(Stored data entries)
===============

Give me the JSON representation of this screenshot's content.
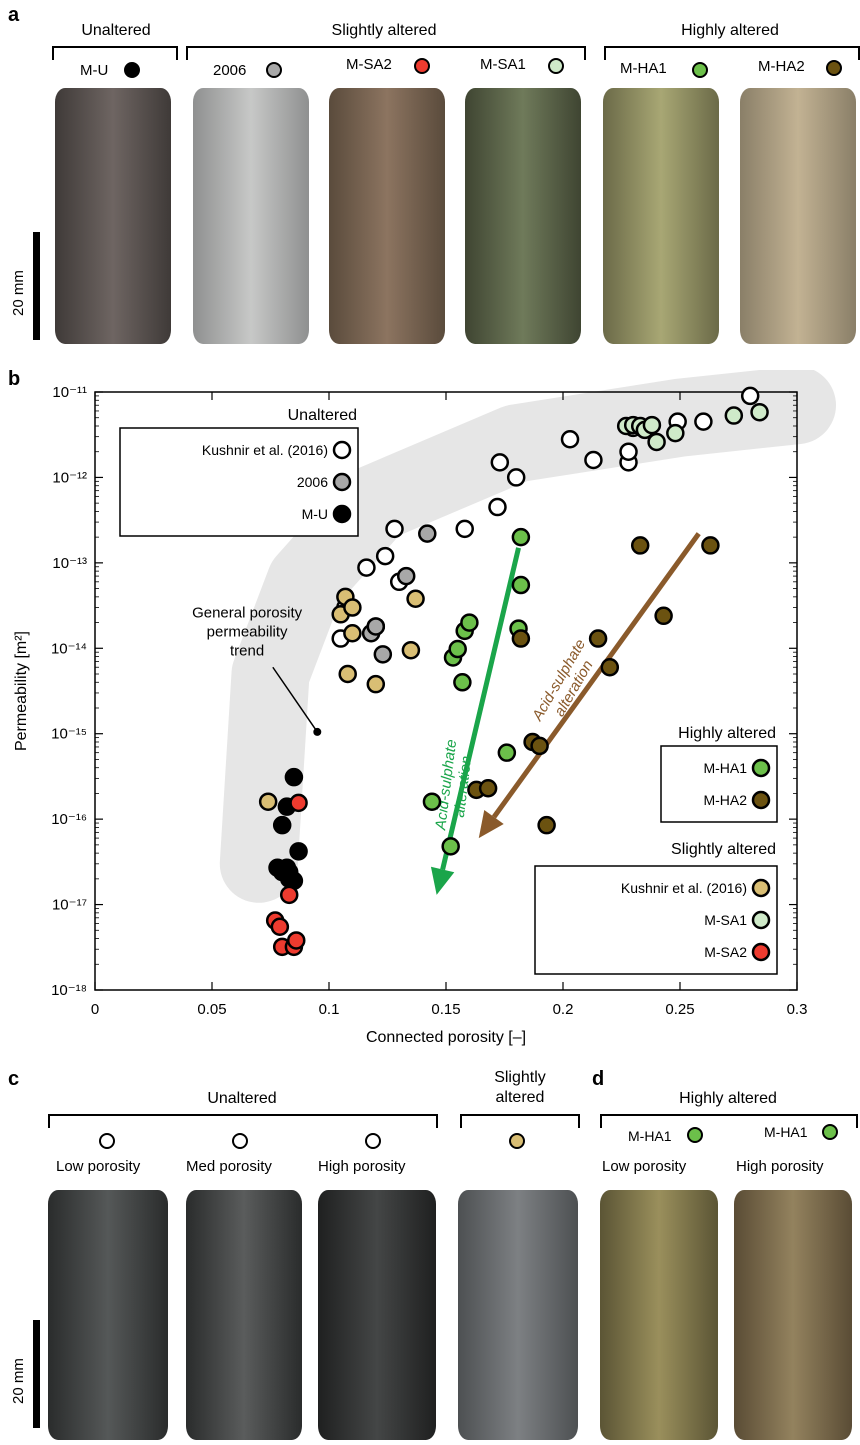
{
  "panel_a": {
    "letter": "a",
    "groups": [
      {
        "label": "Unaltered"
      },
      {
        "label": "Slightly altered"
      },
      {
        "label": "Highly altered"
      }
    ],
    "samples": [
      {
        "label": "M-U",
        "color": "#000000"
      },
      {
        "label": "2006",
        "color": "#a8a8a8"
      },
      {
        "label": "M-SA2",
        "color": "#ee3b2f"
      },
      {
        "label": "M-SA1",
        "color": "#cfeac9"
      },
      {
        "label": "M-HA1",
        "color": "#6cc04a"
      },
      {
        "label": "M-HA2",
        "color": "#6b5210"
      }
    ],
    "scale_label": "20 mm"
  },
  "panel_b": {
    "letter": "b",
    "legend_unaltered": {
      "title": "Unaltered",
      "items": [
        {
          "label": "Kushnir et al. (2016)",
          "color": "#ffffff"
        },
        {
          "label": "2006",
          "color": "#a8a8a8"
        },
        {
          "label": "M-U",
          "color": "#000000"
        }
      ]
    },
    "legend_highly": {
      "title": "Highly altered",
      "items": [
        {
          "label": "M-HA1",
          "color": "#6cc04a"
        },
        {
          "label": "M-HA2",
          "color": "#6b5210"
        }
      ]
    },
    "legend_slightly": {
      "title": "Slightly altered",
      "items": [
        {
          "label": "Kushnir et al. (2016)",
          "color": "#d9be74"
        },
        {
          "label": "M-SA1",
          "color": "#cfeac9"
        },
        {
          "label": "M-SA2",
          "color": "#ee3b2f"
        }
      ]
    },
    "trend_annotation": [
      "General porosity",
      "permeability",
      "trend"
    ],
    "arrow_green_label": [
      "Acid-sulphate",
      "alteration"
    ],
    "arrow_brown_label": [
      "Acid-sulphate",
      "alteration"
    ],
    "colors": {
      "green_arrow": "#1aa54a",
      "brown_arrow": "#8a5a2b",
      "band": "#e6e6e6"
    }
  },
  "chart_data": {
    "type": "scatter",
    "xlabel": "Connected porosity [–]",
    "ylabel": "Permeability [m²]",
    "xlim": [
      0,
      0.3
    ],
    "ylim": [
      1e-18,
      1e-11
    ],
    "yscale": "log",
    "x_ticks": [
      "0",
      "0.05",
      "0.1",
      "0.15",
      "0.2",
      "0.25",
      "0.3"
    ],
    "y_ticks": [
      "10⁻¹⁸",
      "10⁻¹⁷",
      "10⁻¹⁶",
      "10⁻¹⁵",
      "10⁻¹⁴",
      "10⁻¹³",
      "10⁻¹²",
      "10⁻¹¹"
    ],
    "series": [
      {
        "name": "Kushnir et al. (2016)",
        "group": "Unaltered",
        "color": "#ffffff",
        "points": [
          [
            0.105,
            1.3e-14
          ],
          [
            0.107,
            3e-14
          ],
          [
            0.116,
            8.8e-14
          ],
          [
            0.12,
            1.8e-14
          ],
          [
            0.124,
            1.2e-13
          ],
          [
            0.128,
            2.5e-13
          ],
          [
            0.13,
            6e-14
          ],
          [
            0.158,
            2.5e-13
          ],
          [
            0.172,
            4.5e-13
          ],
          [
            0.173,
            1.5e-12
          ],
          [
            0.18,
            1e-12
          ],
          [
            0.203,
            2.8e-12
          ],
          [
            0.213,
            1.6e-12
          ],
          [
            0.228,
            1.5e-12
          ],
          [
            0.228,
            2e-12
          ],
          [
            0.23,
            3.8e-12
          ],
          [
            0.249,
            4.5e-12
          ],
          [
            0.26,
            4.5e-12
          ],
          [
            0.28,
            9e-12
          ]
        ]
      },
      {
        "name": "2006",
        "group": "Unaltered",
        "color": "#a8a8a8",
        "points": [
          [
            0.118,
            1.5e-14
          ],
          [
            0.12,
            1.8e-14
          ],
          [
            0.123,
            8.5e-15
          ],
          [
            0.133,
            7e-14
          ],
          [
            0.142,
            2.2e-13
          ]
        ]
      },
      {
        "name": "M-U",
        "group": "Unaltered",
        "color": "#000000",
        "points": [
          [
            0.078,
            2.7e-17
          ],
          [
            0.08,
            2.4e-17
          ],
          [
            0.08,
            8.5e-17
          ],
          [
            0.082,
            1.4e-16
          ],
          [
            0.082,
            2.7e-17
          ],
          [
            0.083,
            2e-17
          ],
          [
            0.085,
            3.1e-16
          ],
          [
            0.085,
            1.9e-17
          ],
          [
            0.087,
            4.2e-17
          ],
          [
            0.083,
            2.4e-17
          ]
        ]
      },
      {
        "name": "Kushnir et al. (2016)",
        "group": "Slightly altered",
        "color": "#d9be74",
        "points": [
          [
            0.074,
            1.6e-16
          ],
          [
            0.105,
            2.5e-14
          ],
          [
            0.107,
            4e-14
          ],
          [
            0.108,
            5e-15
          ],
          [
            0.11,
            3e-14
          ],
          [
            0.11,
            1.5e-14
          ],
          [
            0.12,
            3.8e-15
          ],
          [
            0.135,
            9.5e-15
          ],
          [
            0.137,
            3.8e-14
          ]
        ]
      },
      {
        "name": "M-SA1",
        "group": "Slightly altered",
        "color": "#cfeac9",
        "points": [
          [
            0.227,
            4e-12
          ],
          [
            0.23,
            4.1e-12
          ],
          [
            0.233,
            4e-12
          ],
          [
            0.235,
            3.6e-12
          ],
          [
            0.238,
            4.1e-12
          ],
          [
            0.24,
            2.6e-12
          ],
          [
            0.248,
            3.3e-12
          ],
          [
            0.273,
            5.3e-12
          ],
          [
            0.284,
            5.8e-12
          ]
        ]
      },
      {
        "name": "M-SA2",
        "group": "Slightly altered",
        "color": "#ee3b2f",
        "points": [
          [
            0.077,
            6.5e-18
          ],
          [
            0.079,
            5.5e-18
          ],
          [
            0.08,
            3.2e-18
          ],
          [
            0.083,
            1.3e-17
          ],
          [
            0.085,
            3.2e-18
          ],
          [
            0.086,
            3.8e-18
          ],
          [
            0.087,
            1.55e-16
          ]
        ]
      },
      {
        "name": "M-HA1",
        "group": "Highly altered",
        "color": "#6cc04a",
        "points": [
          [
            0.144,
            1.6e-16
          ],
          [
            0.152,
            4.8e-17
          ],
          [
            0.153,
            7.8e-15
          ],
          [
            0.155,
            9.8e-15
          ],
          [
            0.157,
            4e-15
          ],
          [
            0.158,
            1.6e-14
          ],
          [
            0.16,
            2e-14
          ],
          [
            0.176,
            6e-16
          ],
          [
            0.181,
            1.7e-14
          ],
          [
            0.182,
            2e-13
          ],
          [
            0.182,
            5.5e-14
          ]
        ]
      },
      {
        "name": "M-HA2",
        "group": "Highly altered",
        "color": "#6b5210",
        "points": [
          [
            0.163,
            2.2e-16
          ],
          [
            0.168,
            2.3e-16
          ],
          [
            0.182,
            1.3e-14
          ],
          [
            0.187,
            8e-16
          ],
          [
            0.19,
            7.2e-16
          ],
          [
            0.193,
            8.5e-17
          ],
          [
            0.215,
            1.3e-14
          ],
          [
            0.22,
            6e-15
          ],
          [
            0.233,
            1.6e-13
          ],
          [
            0.243,
            2.4e-14
          ],
          [
            0.263,
            1.6e-13
          ]
        ]
      }
    ]
  },
  "panel_c": {
    "letter": "c",
    "groups": [
      {
        "label": "Unaltered"
      },
      {
        "label": "Slightly altered"
      }
    ],
    "samples": [
      {
        "label": "Low porosity",
        "color": "#ffffff"
      },
      {
        "label": "Med porosity",
        "color": "#ffffff"
      },
      {
        "label": "High porosity",
        "color": "#ffffff"
      },
      {
        "label": "",
        "color": "#d9be74"
      }
    ],
    "scale_label": "20 mm"
  },
  "panel_d": {
    "letter": "d",
    "group_label": "Highly altered",
    "samples": [
      {
        "label": "M-HA1",
        "sub": "Low porosity",
        "color": "#6cc04a"
      },
      {
        "label": "M-HA1",
        "sub": "High porosity",
        "color": "#6cc04a"
      }
    ]
  }
}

===============

> **Request**
Set out every line from the material that contains the string "title".

> **Solution for this task**
      "title": "Unaltered",
      "title": "Highly altered",
      "title": "Slightly altered",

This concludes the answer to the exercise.